_ROWS_:
==========

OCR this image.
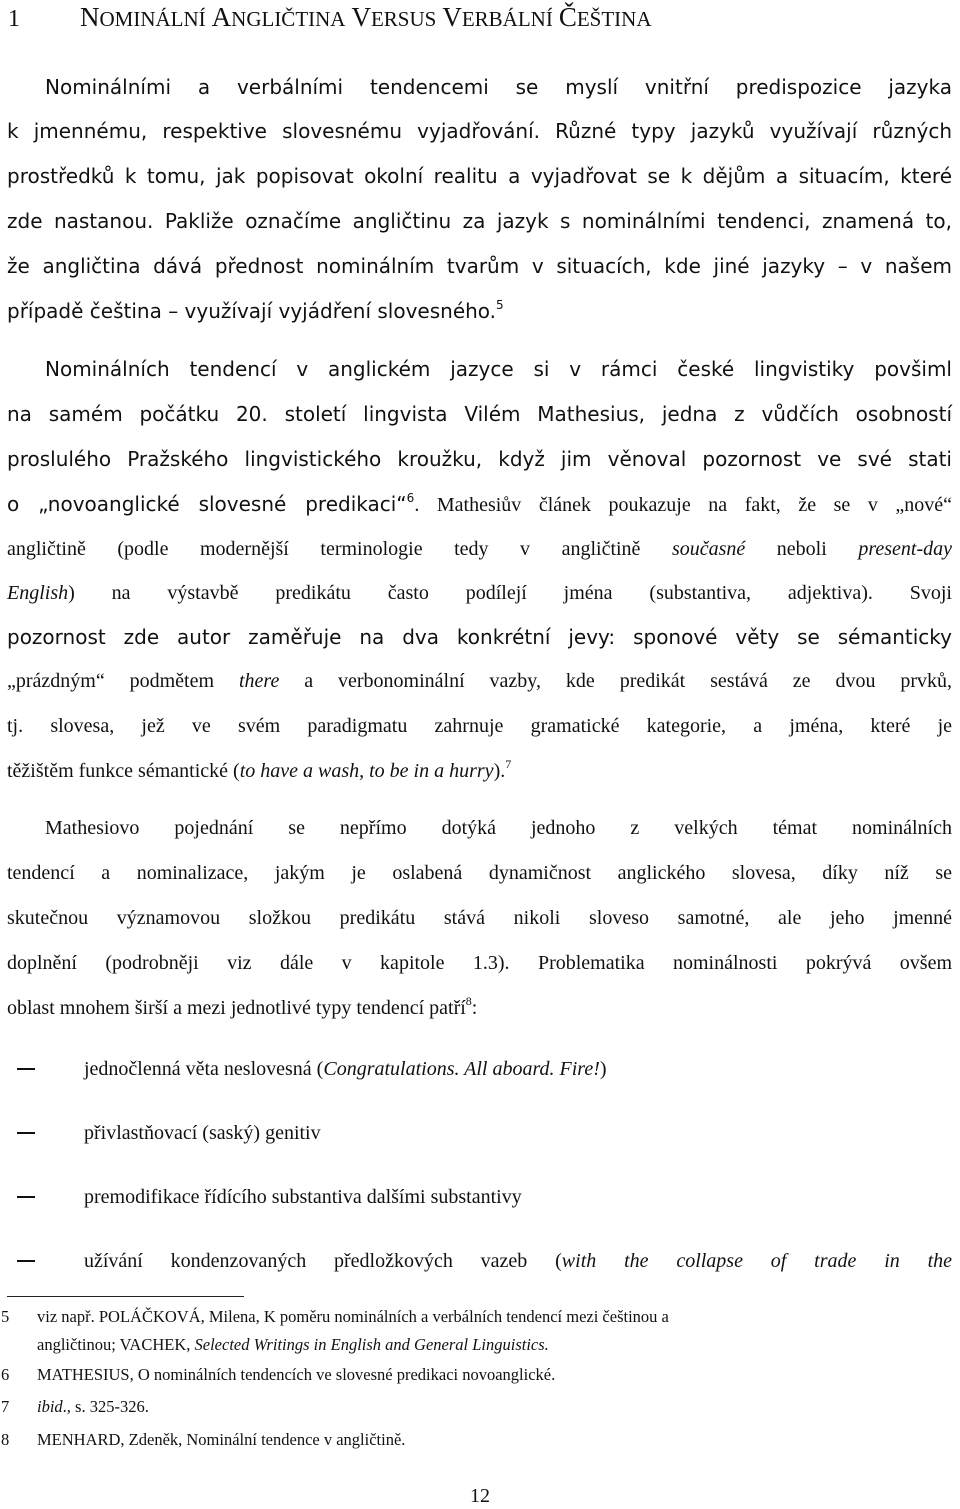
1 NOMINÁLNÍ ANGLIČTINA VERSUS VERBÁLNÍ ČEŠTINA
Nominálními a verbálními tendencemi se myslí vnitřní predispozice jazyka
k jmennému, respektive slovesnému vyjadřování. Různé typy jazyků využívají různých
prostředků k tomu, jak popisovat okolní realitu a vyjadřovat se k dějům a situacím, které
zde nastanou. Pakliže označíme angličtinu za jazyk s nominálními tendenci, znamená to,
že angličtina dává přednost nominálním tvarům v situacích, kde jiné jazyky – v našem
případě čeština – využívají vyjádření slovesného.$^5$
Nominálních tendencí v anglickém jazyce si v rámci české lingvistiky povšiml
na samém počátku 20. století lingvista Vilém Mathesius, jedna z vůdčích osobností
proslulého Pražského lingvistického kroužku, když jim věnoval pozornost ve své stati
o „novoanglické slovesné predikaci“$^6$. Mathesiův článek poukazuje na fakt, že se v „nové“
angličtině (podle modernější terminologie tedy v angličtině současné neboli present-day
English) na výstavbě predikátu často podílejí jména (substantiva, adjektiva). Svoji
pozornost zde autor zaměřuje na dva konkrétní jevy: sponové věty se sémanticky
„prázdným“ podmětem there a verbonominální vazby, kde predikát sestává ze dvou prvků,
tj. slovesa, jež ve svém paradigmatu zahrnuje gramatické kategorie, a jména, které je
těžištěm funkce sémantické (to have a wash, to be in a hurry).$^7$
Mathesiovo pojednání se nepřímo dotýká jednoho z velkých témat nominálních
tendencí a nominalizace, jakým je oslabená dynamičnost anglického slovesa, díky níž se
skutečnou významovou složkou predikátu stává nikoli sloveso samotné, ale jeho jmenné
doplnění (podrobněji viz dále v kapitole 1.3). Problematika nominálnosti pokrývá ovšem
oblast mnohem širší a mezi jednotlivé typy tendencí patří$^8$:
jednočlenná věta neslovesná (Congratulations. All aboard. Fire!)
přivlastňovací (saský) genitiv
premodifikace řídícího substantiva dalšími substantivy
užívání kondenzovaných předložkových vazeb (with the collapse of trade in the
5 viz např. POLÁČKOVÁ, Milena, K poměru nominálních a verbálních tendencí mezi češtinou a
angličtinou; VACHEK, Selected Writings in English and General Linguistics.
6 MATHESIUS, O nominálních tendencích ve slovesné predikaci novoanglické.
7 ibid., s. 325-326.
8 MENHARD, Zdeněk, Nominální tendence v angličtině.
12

==========

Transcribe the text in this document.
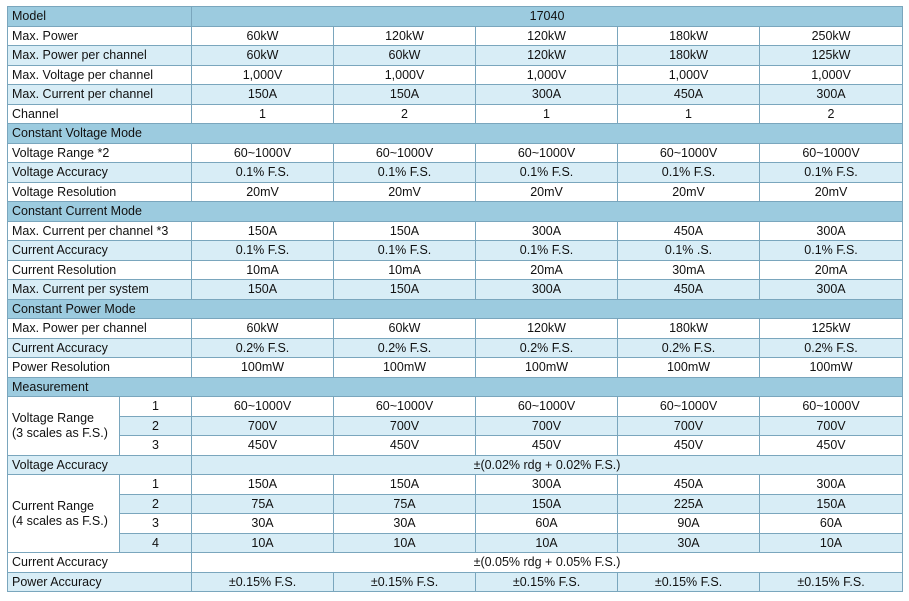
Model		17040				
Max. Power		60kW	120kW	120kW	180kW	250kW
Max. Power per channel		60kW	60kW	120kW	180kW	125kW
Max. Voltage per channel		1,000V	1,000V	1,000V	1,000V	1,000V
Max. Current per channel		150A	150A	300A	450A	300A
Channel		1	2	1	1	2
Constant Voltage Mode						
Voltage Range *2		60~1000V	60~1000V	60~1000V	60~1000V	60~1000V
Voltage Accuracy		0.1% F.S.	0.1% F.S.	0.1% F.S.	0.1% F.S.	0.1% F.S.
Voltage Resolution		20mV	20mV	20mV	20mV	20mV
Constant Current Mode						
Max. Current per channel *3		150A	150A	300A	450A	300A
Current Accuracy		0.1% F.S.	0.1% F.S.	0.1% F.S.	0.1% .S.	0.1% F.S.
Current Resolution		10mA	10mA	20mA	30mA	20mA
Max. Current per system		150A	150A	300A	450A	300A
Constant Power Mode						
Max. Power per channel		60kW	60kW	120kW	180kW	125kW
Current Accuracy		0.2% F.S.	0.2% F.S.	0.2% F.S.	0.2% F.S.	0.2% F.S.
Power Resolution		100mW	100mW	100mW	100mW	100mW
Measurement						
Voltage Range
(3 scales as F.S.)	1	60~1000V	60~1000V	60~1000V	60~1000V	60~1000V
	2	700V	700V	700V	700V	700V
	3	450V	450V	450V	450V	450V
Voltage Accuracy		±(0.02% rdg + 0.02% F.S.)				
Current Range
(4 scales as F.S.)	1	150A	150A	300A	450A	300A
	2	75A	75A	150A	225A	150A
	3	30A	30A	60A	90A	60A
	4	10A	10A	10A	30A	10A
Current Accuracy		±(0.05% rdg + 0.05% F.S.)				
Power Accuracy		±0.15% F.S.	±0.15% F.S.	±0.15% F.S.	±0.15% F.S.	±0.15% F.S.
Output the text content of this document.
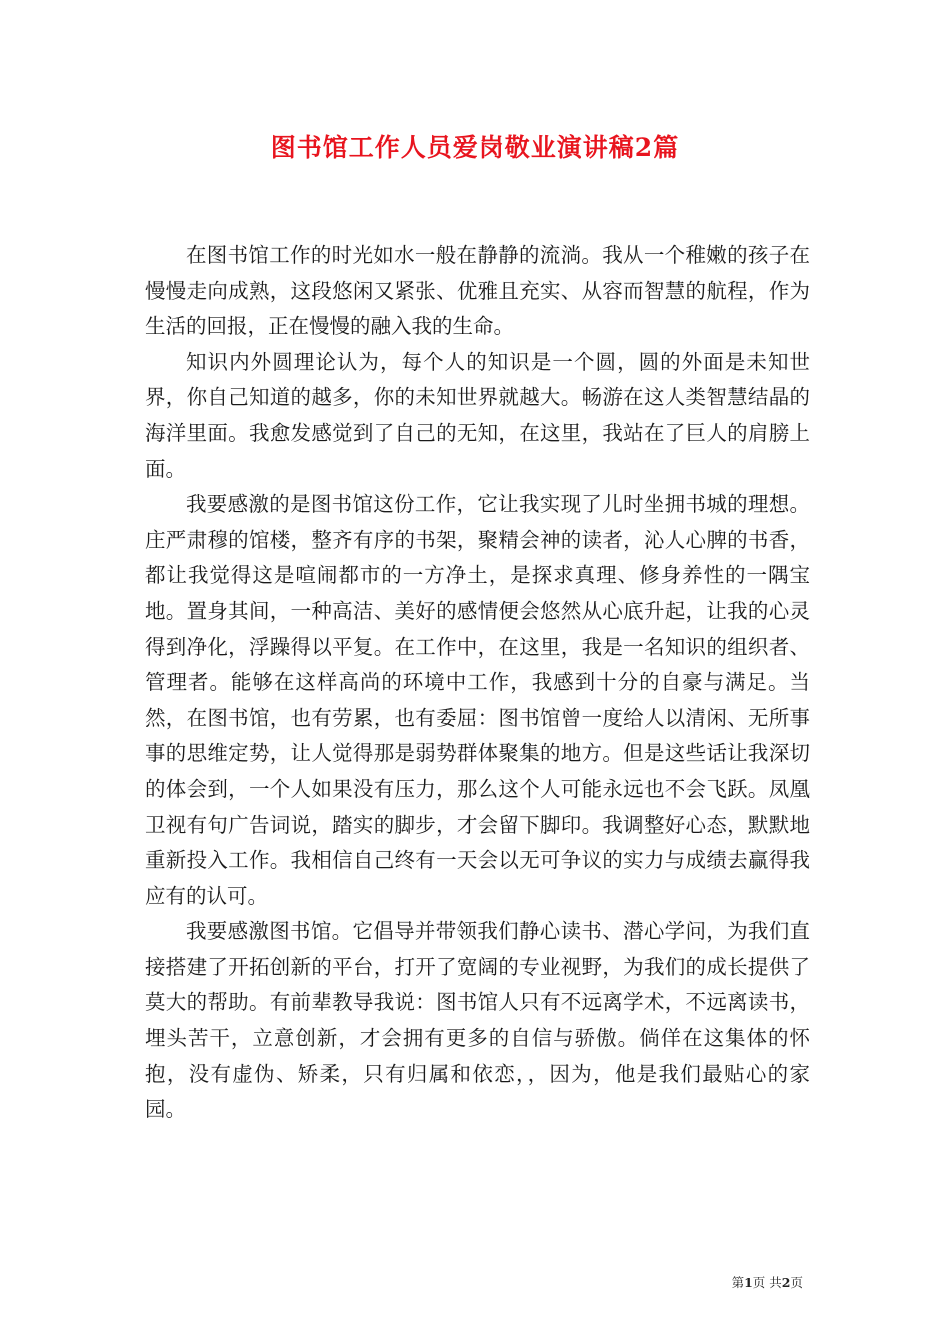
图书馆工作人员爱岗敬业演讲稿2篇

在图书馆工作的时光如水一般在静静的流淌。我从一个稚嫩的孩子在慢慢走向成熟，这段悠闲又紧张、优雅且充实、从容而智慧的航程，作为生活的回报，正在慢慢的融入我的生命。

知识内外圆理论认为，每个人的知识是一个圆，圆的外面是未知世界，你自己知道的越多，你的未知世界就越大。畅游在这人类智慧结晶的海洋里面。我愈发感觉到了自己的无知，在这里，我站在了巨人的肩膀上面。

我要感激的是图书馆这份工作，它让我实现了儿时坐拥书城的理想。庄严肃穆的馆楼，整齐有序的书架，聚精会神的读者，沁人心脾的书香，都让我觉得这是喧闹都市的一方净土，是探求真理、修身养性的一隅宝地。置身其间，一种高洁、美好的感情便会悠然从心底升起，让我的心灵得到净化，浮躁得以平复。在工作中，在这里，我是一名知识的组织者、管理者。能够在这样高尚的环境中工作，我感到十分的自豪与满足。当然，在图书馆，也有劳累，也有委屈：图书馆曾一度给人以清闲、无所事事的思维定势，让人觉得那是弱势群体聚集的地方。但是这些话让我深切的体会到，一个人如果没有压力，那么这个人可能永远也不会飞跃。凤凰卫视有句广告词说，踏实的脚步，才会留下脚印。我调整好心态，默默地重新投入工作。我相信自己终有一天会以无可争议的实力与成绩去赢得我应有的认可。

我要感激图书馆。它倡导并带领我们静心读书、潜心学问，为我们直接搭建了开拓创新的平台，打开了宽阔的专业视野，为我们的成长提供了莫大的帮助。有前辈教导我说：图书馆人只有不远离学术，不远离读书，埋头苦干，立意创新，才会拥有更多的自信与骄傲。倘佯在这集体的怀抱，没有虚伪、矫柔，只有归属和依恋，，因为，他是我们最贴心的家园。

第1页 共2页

==========

_YOUR OBJECTIVE_: Copy, from the material above, each line in which the string "this" occurs.

_SOLUTION_:
OCR this image.
Transcribe the text in this document.
Output the text content of this document.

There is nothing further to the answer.